### Written instruction
Quote the data below in full, please, without altering anything.

### Data supplied
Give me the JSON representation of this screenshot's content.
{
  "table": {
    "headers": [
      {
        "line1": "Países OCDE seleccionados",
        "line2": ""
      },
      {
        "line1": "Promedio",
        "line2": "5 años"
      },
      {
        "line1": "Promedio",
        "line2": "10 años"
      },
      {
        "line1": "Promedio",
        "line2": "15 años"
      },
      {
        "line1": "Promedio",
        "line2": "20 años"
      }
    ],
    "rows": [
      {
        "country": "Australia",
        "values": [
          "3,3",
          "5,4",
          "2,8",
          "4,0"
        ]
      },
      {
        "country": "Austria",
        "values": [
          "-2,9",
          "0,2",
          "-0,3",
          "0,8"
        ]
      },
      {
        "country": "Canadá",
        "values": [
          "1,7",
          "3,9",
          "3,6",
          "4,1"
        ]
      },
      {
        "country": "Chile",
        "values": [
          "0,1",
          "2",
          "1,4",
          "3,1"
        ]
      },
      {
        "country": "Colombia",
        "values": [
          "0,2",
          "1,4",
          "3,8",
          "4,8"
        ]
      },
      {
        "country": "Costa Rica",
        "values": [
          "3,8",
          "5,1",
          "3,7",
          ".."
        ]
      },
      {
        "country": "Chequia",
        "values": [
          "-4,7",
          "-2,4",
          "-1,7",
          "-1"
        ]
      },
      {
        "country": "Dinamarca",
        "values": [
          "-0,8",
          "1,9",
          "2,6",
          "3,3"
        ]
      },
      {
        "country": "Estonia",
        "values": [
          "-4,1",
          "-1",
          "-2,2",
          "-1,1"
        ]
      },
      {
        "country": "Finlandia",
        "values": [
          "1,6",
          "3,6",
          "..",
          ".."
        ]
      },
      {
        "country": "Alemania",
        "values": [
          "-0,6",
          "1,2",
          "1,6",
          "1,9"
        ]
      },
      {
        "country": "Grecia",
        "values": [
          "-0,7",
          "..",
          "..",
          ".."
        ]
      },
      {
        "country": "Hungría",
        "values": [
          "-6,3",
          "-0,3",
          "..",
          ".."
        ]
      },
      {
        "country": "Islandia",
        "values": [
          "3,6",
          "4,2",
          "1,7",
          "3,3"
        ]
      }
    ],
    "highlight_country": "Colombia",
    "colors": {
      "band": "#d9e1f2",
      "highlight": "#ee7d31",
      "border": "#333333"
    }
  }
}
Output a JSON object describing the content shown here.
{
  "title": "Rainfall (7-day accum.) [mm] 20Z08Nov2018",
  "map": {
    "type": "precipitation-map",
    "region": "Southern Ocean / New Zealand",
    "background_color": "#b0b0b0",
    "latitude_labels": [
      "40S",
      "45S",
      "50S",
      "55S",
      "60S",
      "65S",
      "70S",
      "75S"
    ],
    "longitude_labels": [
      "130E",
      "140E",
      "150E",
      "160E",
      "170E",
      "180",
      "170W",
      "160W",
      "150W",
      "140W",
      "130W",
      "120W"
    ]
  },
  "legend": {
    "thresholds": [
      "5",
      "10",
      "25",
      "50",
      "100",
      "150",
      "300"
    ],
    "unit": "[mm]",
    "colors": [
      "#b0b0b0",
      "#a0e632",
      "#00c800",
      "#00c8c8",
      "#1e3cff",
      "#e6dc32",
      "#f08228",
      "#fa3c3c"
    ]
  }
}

### Exercise response
Give me the JSON representation of this screenshot's content.
{
  "table": {
    "headers": [
      {
        "line1": "Países OCDE seleccionados",
        "line2": ""
      },
      {
        "line1": "Promedio",
        "line2": "5 años"
      },
      {
        "line1": "Promedio",
        "line2": "10 años"
      },
      {
        "line1": "Promedio",
        "line2": "15 años"
      },
      {
        "line1": "Promedio",
        "line2": "20 años"
      }
    ],
    "rows": [
      {
        "country": "Australia",
        "values": [
          "3,3",
          "5,4",
          "2,8",
          "4,0"
        ]
      },
      {
        "country": "Austria",
        "values": [
          "-2,9",
          "0,2",
          "-0,3",
          "0,8"
        ]
      },
      {
        "country": "Canadá",
        "values": [
          "1,7",
          "3,9",
          "3,6",
          "4,1"
        ]
      },
      {
        "country": "Chile",
        "values": [
          "0,1",
          "2",
          "1,4",
          "3,1"
        ]
      },
      {
        "country": "Colombia",
        "values": [
          "0,2",
          "1,4",
          "3,8",
          "4,8"
        ]
      },
      {
        "country": "Costa Rica",
        "values": [
          "3,8",
          "5,1",
          "3,7",
          ".."
        ]
      },
      {
        "country": "Chequia",
        "values": [
          "-4,7",
          "-2,4",
          "-1,7",
          "-1"
        ]
      },
      {
        "country": "Dinamarca",
        "values": [
          "-0,8",
          "1,9",
          "2,6",
          "3,3"
        ]
      },
      {
        "country": "Estonia",
        "values": [
          "-4,1",
          "-1",
          "-2,2",
          "-1,1"
        ]
      },
      {
        "country": "Finlandia",
        "values": [
          "1,6",
          "3,6",
          "..",
          ".."
        ]
      },
      {
        "country": "Alemania",
        "values": [
          "-0,6",
          "1,2",
          "1,6",
          "1,9"
        ]
      },
      {
        "country": "Grecia",
        "values": [
          "-0,7",
          "..",
          "..",
          ".."
        ]
      },
      {
        "country": "Hungría",
        "values": [
          "-6,3",
          "-0,3",
          "..",
          ".."
        ]
      },
      {
        "country": "Islandia",
        "values": [
          "3,6",
          "4,2",
          "1,7",
          "3,3"
        ]
      }
    ],
    "highlight_country": "Colombia",
    "colors": {
      "band": "#d9e1f2",
      "highlight": "#ee7d31",
      "border": "#333333"
    }
  }
}
Output a JSON object describing the content shown here.
{
  "title": "Rainfall (7-day accum.) [mm] 20Z08Nov2018",
  "map": {
    "type": "precipitation-map",
    "region": "Southern Ocean / New Zealand",
    "background_color": "#b0b0b0",
    "latitude_labels": [
      "40S",
      "45S",
      "50S",
      "55S",
      "60S",
      "65S",
      "70S",
      "75S"
    ],
    "longitude_labels": [
      "130E",
      "140E",
      "150E",
      "160E",
      "170E",
      "180",
      "170W",
      "160W",
      "150W",
      "140W",
      "130W",
      "120W"
    ]
  },
  "legend": {
    "thresholds": [
      "5",
      "10",
      "25",
      "50",
      "100",
      "150",
      "300"
    ],
    "unit": "[mm]",
    "colors": [
      "#b0b0b0",
      "#a0e632",
      "#00c800",
      "#00c8c8",
      "#1e3cff",
      "#e6dc32",
      "#f08228",
      "#fa3c3c"
    ]
  }
}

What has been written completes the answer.